• [STATED GOAL]:
Check each line of the entries below for the string "автоматическом" and state how many lines have it, with no other text.

• [DATA TO USE]:
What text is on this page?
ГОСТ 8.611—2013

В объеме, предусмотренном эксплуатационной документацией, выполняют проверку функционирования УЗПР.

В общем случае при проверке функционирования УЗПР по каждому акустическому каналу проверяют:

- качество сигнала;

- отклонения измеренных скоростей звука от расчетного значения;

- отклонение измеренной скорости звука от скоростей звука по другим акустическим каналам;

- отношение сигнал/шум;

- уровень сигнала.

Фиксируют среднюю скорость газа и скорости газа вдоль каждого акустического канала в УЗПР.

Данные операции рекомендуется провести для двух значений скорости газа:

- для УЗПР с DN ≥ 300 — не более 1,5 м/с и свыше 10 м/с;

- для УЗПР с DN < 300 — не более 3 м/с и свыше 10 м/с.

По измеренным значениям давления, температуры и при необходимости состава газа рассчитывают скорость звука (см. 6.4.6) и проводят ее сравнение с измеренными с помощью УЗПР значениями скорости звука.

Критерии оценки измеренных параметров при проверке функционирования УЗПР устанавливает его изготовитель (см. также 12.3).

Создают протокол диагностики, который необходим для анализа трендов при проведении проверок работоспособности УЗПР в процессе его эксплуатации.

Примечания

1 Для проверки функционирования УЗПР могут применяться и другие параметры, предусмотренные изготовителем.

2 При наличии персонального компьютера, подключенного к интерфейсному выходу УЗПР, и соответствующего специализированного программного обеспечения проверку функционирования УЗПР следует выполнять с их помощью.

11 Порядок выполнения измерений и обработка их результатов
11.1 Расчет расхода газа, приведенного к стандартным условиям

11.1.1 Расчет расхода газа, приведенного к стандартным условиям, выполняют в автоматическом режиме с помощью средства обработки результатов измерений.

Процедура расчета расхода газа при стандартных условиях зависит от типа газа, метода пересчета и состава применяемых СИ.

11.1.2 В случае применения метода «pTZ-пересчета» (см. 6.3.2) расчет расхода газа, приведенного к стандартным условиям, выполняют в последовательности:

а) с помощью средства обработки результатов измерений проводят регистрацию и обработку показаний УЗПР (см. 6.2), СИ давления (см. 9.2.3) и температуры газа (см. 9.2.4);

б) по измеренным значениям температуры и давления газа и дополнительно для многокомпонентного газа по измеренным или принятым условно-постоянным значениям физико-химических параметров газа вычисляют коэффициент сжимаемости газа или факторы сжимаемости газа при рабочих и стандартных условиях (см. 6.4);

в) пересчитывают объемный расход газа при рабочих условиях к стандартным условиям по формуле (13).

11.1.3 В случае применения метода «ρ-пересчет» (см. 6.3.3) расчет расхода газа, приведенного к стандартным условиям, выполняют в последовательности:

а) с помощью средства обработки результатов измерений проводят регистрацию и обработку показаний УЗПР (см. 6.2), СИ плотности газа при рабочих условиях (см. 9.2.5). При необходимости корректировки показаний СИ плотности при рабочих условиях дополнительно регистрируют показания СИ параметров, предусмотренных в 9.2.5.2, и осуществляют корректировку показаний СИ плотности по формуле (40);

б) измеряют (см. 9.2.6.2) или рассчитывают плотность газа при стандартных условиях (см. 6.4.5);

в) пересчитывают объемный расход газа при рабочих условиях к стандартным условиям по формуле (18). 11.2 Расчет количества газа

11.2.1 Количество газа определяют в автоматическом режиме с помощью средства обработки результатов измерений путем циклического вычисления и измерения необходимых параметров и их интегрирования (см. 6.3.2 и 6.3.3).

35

• [THE ANSWER]:
2